__Task directions__: Make an exact copy of the entries, and keep any pictures out of it.
--- BEGIN Recorded information ---
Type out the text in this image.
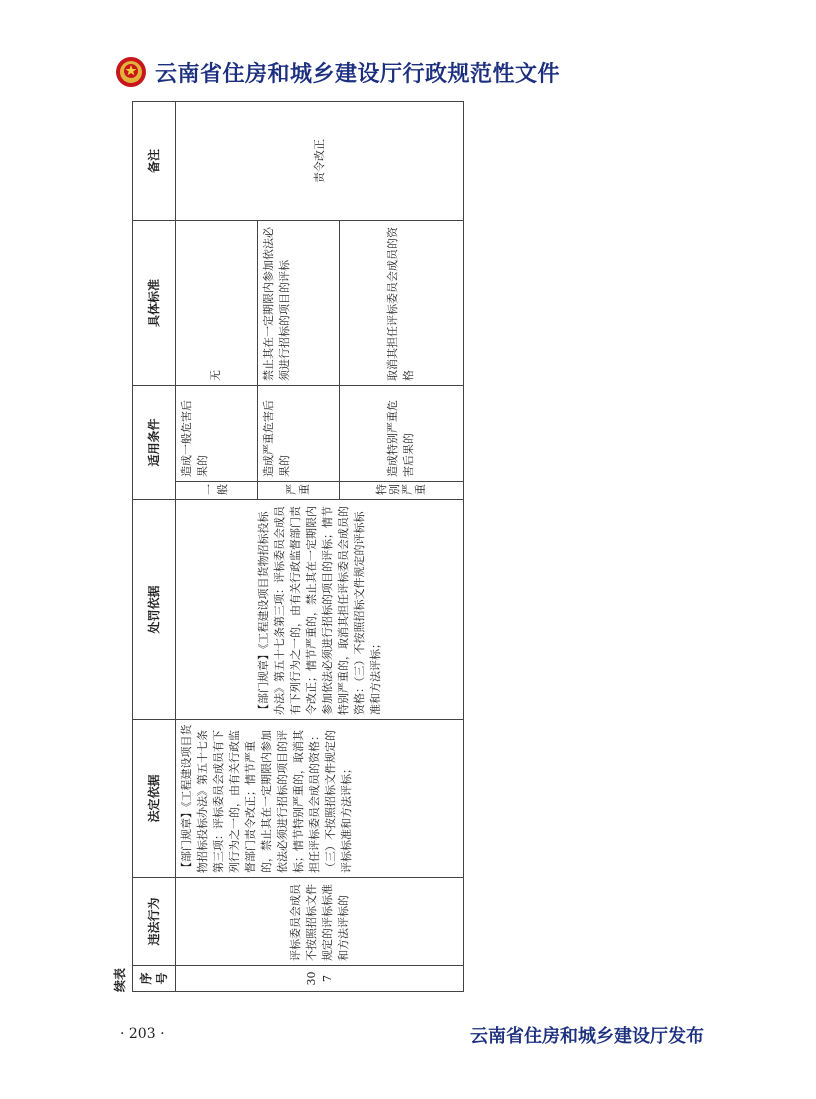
云南省住房和城乡建设厅行政规范性文件
续表 序号	违法行为	法定依据	处罚依据	适用条件		具体标准	备注
307	评标委员会成员不按照招标文件规定的评标标准和方法评标的	【部门规章】《工程建设项目货物招标投标办法》第五十七条第三项：评标委员会成员有下列行为之一的，由有关行政监督部门责令改正；情节严重的，禁止其在一定期限内参加依法必须进行招标的项目的评标；情节特别严重的，取消其担任评标委员会成员的资格：（三）不按照招标文件规定的评标标准和方法评标；	【部门规章】《工程建设项目货物招标投标办法》第五十七条第三项：评标委员会成员有下列行为之一的，由有关行政监督部门责令改正；情节严重的，禁止其在一定期限内参加依法必须进行招标的项目的评标；情节特别严重的，取消其担任评标委员会成员的资格：（三）不按照招标文件规定的评标标准和方法评标；	一般	造成一般危害后果的	无	责令改正
				严重	造成严重危害后果的	禁止其在一定期限内参加依法必须进行招标的项目的评标	
				特别严重	造成特别严重危害后果的	取消其担任评标委员会成员的资格	
· 203 ·	云南省住房和城乡建设厅发布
--- END Recorded information ---
__Correct response__:
Type out the text in this image.
云南省住房和城乡建设厅行政规范性文件
续表 序号	违法行为	法定依据	处罚依据	适用条件		具体标准	备注
307	评标委员会成员不按照招标文件规定的评标标准和方法评标的	【部门规章】《工程建设项目货物招标投标办法》第五十七条第三项：评标委员会成员有下列行为之一的，由有关行政监督部门责令改正；情节严重的，禁止其在一定期限内参加依法必须进行招标的项目的评标；情节特别严重的，取消其担任评标委员会成员的资格：（三）不按照招标文件规定的评标标准和方法评标；	【部门规章】《工程建设项目货物招标投标办法》第五十七条第三项：评标委员会成员有下列行为之一的，由有关行政监督部门责令改正；情节严重的，禁止其在一定期限内参加依法必须进行招标的项目的评标；情节特别严重的，取消其担任评标委员会成员的资格：（三）不按照招标文件规定的评标标准和方法评标；	一般	造成一般危害后果的	无	责令改正
				严重	造成严重危害后果的	禁止其在一定期限内参加依法必须进行招标的项目的评标	
				特别严重	造成特别严重危害后果的	取消其担任评标委员会成员的资格	
· 203 ·	云南省住房和城乡建设厅发布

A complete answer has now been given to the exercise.